> **Given exercise**: Copy every line of the data that contains the string "where".

> **Data listing**:
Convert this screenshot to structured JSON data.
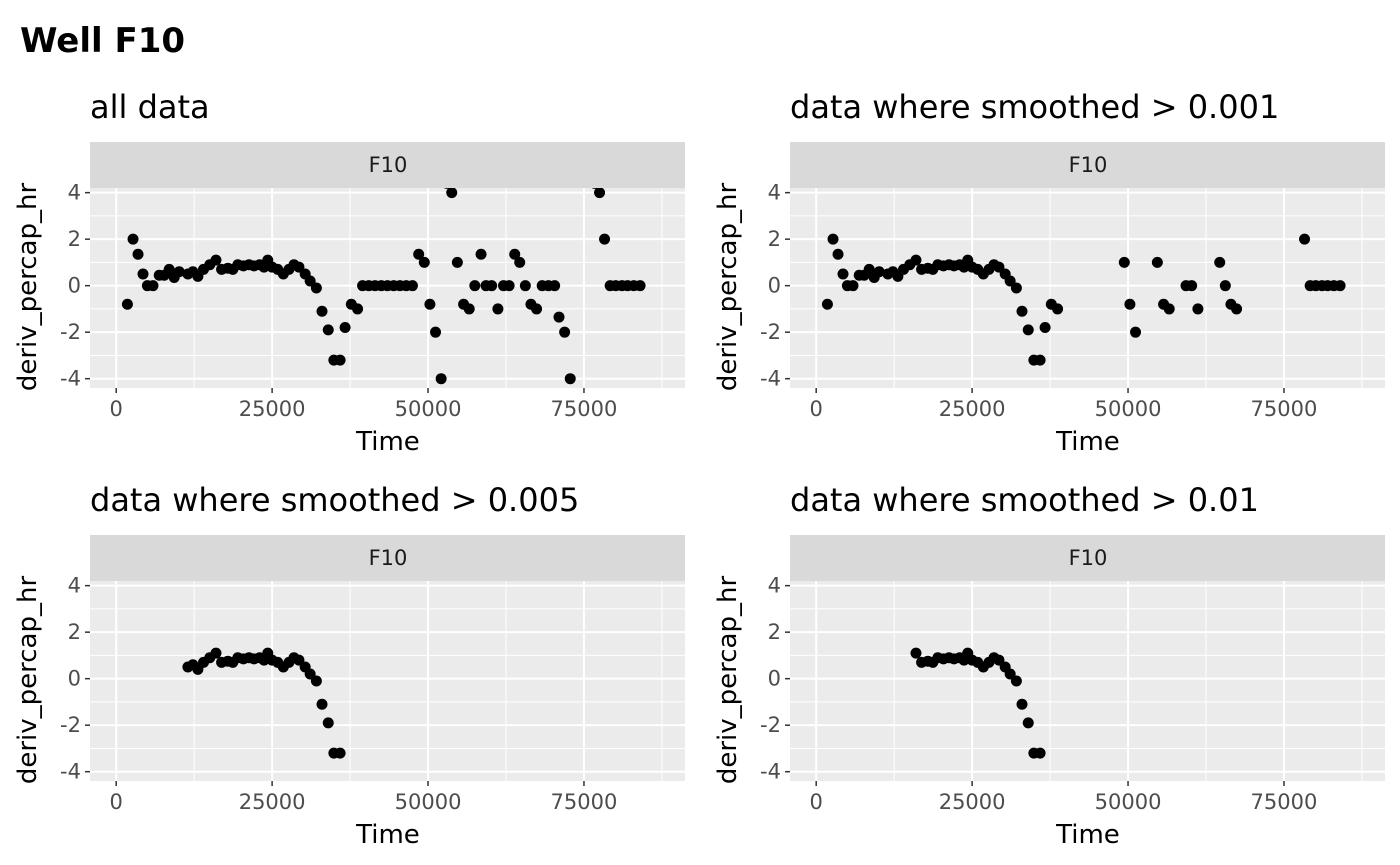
{
  "figure": {
    "title": "Well F10"
  },
  "colors": {
    "panel_bg": "#ebebeb",
    "strip_bg": "#d9d9d9",
    "grid": "#ffffff",
    "point": "#000000",
    "tick": "#333333"
  },
  "chart_data": [
    {
      "type": "scatter",
      "title": "all data",
      "facet": "F10",
      "xlabel": "Time",
      "ylabel": "deriv_percap_hr",
      "xlim": [
        -4200,
        91200
      ],
      "ylim": [
        -4.4,
        4.2
      ],
      "xticks": [
        0,
        25000,
        50000,
        75000
      ],
      "yticks": [
        -4,
        -2,
        0,
        2,
        4
      ],
      "points": [
        [
          1800,
          -0.8
        ],
        [
          2700,
          2
        ],
        [
          3500,
          1.35
        ],
        [
          4300,
          0.5
        ],
        [
          5000,
          0
        ],
        [
          5900,
          0
        ],
        [
          6900,
          0.45
        ],
        [
          7700,
          0.45
        ],
        [
          8500,
          0.7
        ],
        [
          9300,
          0.35
        ],
        [
          10100,
          0.6
        ],
        [
          11500,
          0.5
        ],
        [
          12300,
          0.6
        ],
        [
          13100,
          0.4
        ],
        [
          14000,
          0.7
        ],
        [
          15000,
          0.9
        ],
        [
          16000,
          1.1
        ],
        [
          16900,
          0.7
        ],
        [
          17900,
          0.75
        ],
        [
          18700,
          0.7
        ],
        [
          19500,
          0.9
        ],
        [
          20400,
          0.85
        ],
        [
          21300,
          0.9
        ],
        [
          22100,
          0.85
        ],
        [
          23000,
          0.9
        ],
        [
          23700,
          0.8
        ],
        [
          24300,
          1.1
        ],
        [
          25000,
          0.8
        ],
        [
          25900,
          0.7
        ],
        [
          26800,
          0.5
        ],
        [
          27700,
          0.7
        ],
        [
          28500,
          0.9
        ],
        [
          29300,
          0.8
        ],
        [
          30300,
          0.5
        ],
        [
          31100,
          0.2
        ],
        [
          32100,
          -0.1
        ],
        [
          33000,
          -1.1
        ],
        [
          34000,
          -1.9
        ],
        [
          34900,
          -3.2
        ],
        [
          35900,
          -3.2
        ],
        [
          36700,
          -1.8
        ],
        [
          37700,
          -0.8
        ],
        [
          38700,
          -1
        ],
        [
          39500,
          0
        ],
        [
          40500,
          0
        ],
        [
          41500,
          0
        ],
        [
          42500,
          0
        ],
        [
          43500,
          0
        ],
        [
          44500,
          0
        ],
        [
          45500,
          0
        ],
        [
          46500,
          0
        ],
        [
          47500,
          0
        ],
        [
          48500,
          1.35
        ],
        [
          49400,
          1
        ],
        [
          50300,
          -0.8
        ],
        [
          51200,
          -2
        ],
        [
          52100,
          -4
        ],
        [
          53000,
          4.4
        ],
        [
          53800,
          4
        ],
        [
          54700,
          1
        ],
        [
          55700,
          -0.8
        ],
        [
          56600,
          -1
        ],
        [
          57500,
          0
        ],
        [
          58500,
          1.35
        ],
        [
          59300,
          0
        ],
        [
          60200,
          0
        ],
        [
          61200,
          -1
        ],
        [
          62100,
          0
        ],
        [
          63000,
          0
        ],
        [
          63900,
          1.35
        ],
        [
          64700,
          1
        ],
        [
          65600,
          0
        ],
        [
          66500,
          -0.8
        ],
        [
          67400,
          -1
        ],
        [
          68300,
          0
        ],
        [
          69300,
          0
        ],
        [
          70300,
          0
        ],
        [
          71000,
          -1.35
        ],
        [
          71900,
          -2
        ],
        [
          72800,
          -4
        ],
        [
          76700,
          4.4
        ],
        [
          77500,
          4
        ],
        [
          78300,
          2
        ],
        [
          79200,
          0
        ],
        [
          80100,
          0
        ],
        [
          81100,
          0
        ],
        [
          82000,
          0
        ],
        [
          83000,
          0
        ],
        [
          84000,
          0
        ]
      ]
    },
    {
      "type": "scatter",
      "title": "data where smoothed > 0.001",
      "facet": "F10",
      "xlabel": "Time",
      "ylabel": "deriv_percap_hr",
      "xlim": [
        -4200,
        91200
      ],
      "ylim": [
        -4.4,
        4.2
      ],
      "xticks": [
        0,
        25000,
        50000,
        75000
      ],
      "yticks": [
        -4,
        -2,
        0,
        2,
        4
      ],
      "points": [
        [
          1800,
          -0.8
        ],
        [
          2700,
          2
        ],
        [
          3500,
          1.35
        ],
        [
          4300,
          0.5
        ],
        [
          5000,
          0
        ],
        [
          5900,
          0
        ],
        [
          6900,
          0.45
        ],
        [
          7700,
          0.45
        ],
        [
          8500,
          0.7
        ],
        [
          9300,
          0.35
        ],
        [
          10100,
          0.6
        ],
        [
          11500,
          0.5
        ],
        [
          12300,
          0.6
        ],
        [
          13100,
          0.4
        ],
        [
          14000,
          0.7
        ],
        [
          15000,
          0.9
        ],
        [
          16000,
          1.1
        ],
        [
          16900,
          0.7
        ],
        [
          17900,
          0.75
        ],
        [
          18700,
          0.7
        ],
        [
          19500,
          0.9
        ],
        [
          20400,
          0.85
        ],
        [
          21300,
          0.9
        ],
        [
          22100,
          0.85
        ],
        [
          23000,
          0.9
        ],
        [
          23700,
          0.8
        ],
        [
          24300,
          1.1
        ],
        [
          25000,
          0.8
        ],
        [
          25900,
          0.7
        ],
        [
          26800,
          0.5
        ],
        [
          27700,
          0.7
        ],
        [
          28500,
          0.9
        ],
        [
          29300,
          0.8
        ],
        [
          30300,
          0.5
        ],
        [
          31100,
          0.2
        ],
        [
          32100,
          -0.1
        ],
        [
          33000,
          -1.1
        ],
        [
          34000,
          -1.9
        ],
        [
          34900,
          -3.2
        ],
        [
          35900,
          -3.2
        ],
        [
          36700,
          -1.8
        ],
        [
          37700,
          -0.8
        ],
        [
          38700,
          -1
        ],
        [
          49400,
          1
        ],
        [
          50300,
          -0.8
        ],
        [
          51200,
          -2
        ],
        [
          54700,
          1
        ],
        [
          55700,
          -0.8
        ],
        [
          56600,
          -1
        ],
        [
          59300,
          0
        ],
        [
          60200,
          0
        ],
        [
          61200,
          -1
        ],
        [
          64700,
          1
        ],
        [
          65600,
          0
        ],
        [
          66500,
          -0.8
        ],
        [
          67400,
          -1
        ],
        [
          78300,
          2
        ],
        [
          79200,
          0
        ],
        [
          80100,
          0
        ],
        [
          81100,
          0
        ],
        [
          82000,
          0
        ],
        [
          83000,
          0
        ],
        [
          84000,
          0
        ]
      ]
    },
    {
      "type": "scatter",
      "title": "data where smoothed > 0.005",
      "facet": "F10",
      "xlabel": "Time",
      "ylabel": "deriv_percap_hr",
      "xlim": [
        -4200,
        91200
      ],
      "ylim": [
        -4.4,
        4.2
      ],
      "xticks": [
        0,
        25000,
        50000,
        75000
      ],
      "yticks": [
        -4,
        -2,
        0,
        2,
        4
      ],
      "points": [
        [
          11500,
          0.5
        ],
        [
          12300,
          0.6
        ],
        [
          13100,
          0.4
        ],
        [
          14000,
          0.7
        ],
        [
          15000,
          0.9
        ],
        [
          16000,
          1.1
        ],
        [
          16900,
          0.7
        ],
        [
          17900,
          0.75
        ],
        [
          18700,
          0.7
        ],
        [
          19500,
          0.9
        ],
        [
          20400,
          0.85
        ],
        [
          21300,
          0.9
        ],
        [
          22100,
          0.85
        ],
        [
          23000,
          0.9
        ],
        [
          23700,
          0.8
        ],
        [
          24300,
          1.1
        ],
        [
          25000,
          0.8
        ],
        [
          25900,
          0.7
        ],
        [
          26800,
          0.5
        ],
        [
          27700,
          0.7
        ],
        [
          28500,
          0.9
        ],
        [
          29300,
          0.8
        ],
        [
          30300,
          0.5
        ],
        [
          31100,
          0.2
        ],
        [
          32100,
          -0.1
        ],
        [
          33000,
          -1.1
        ],
        [
          34000,
          -1.9
        ],
        [
          34900,
          -3.2
        ],
        [
          35900,
          -3.2
        ]
      ]
    },
    {
      "type": "scatter",
      "title": "data where smoothed > 0.01",
      "facet": "F10",
      "xlabel": "Time",
      "ylabel": "deriv_percap_hr",
      "xlim": [
        -4200,
        91200
      ],
      "ylim": [
        -4.4,
        4.2
      ],
      "xticks": [
        0,
        25000,
        50000,
        75000
      ],
      "yticks": [
        -4,
        -2,
        0,
        2,
        4
      ],
      "points": [
        [
          16000,
          1.1
        ],
        [
          16900,
          0.7
        ],
        [
          17900,
          0.75
        ],
        [
          18700,
          0.7
        ],
        [
          19500,
          0.9
        ],
        [
          20400,
          0.85
        ],
        [
          21300,
          0.9
        ],
        [
          22100,
          0.85
        ],
        [
          23000,
          0.9
        ],
        [
          23700,
          0.8
        ],
        [
          24300,
          1.1
        ],
        [
          25000,
          0.8
        ],
        [
          25900,
          0.7
        ],
        [
          26800,
          0.5
        ],
        [
          27700,
          0.7
        ],
        [
          28500,
          0.9
        ],
        [
          29300,
          0.8
        ],
        [
          30300,
          0.5
        ],
        [
          31100,
          0.2
        ],
        [
          32100,
          -0.1
        ],
        [
          33000,
          -1.1
        ],
        [
          34000,
          -1.9
        ],
        [
          34900,
          -3.2
        ],
        [
          35900,
          -3.2
        ]
      ]
    }
  ]
}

> **Output for this task**:
      "title": "data where smoothed > 0.001",
      "title": "data where smoothed > 0.005",
      "title": "data where smoothed > 0.01",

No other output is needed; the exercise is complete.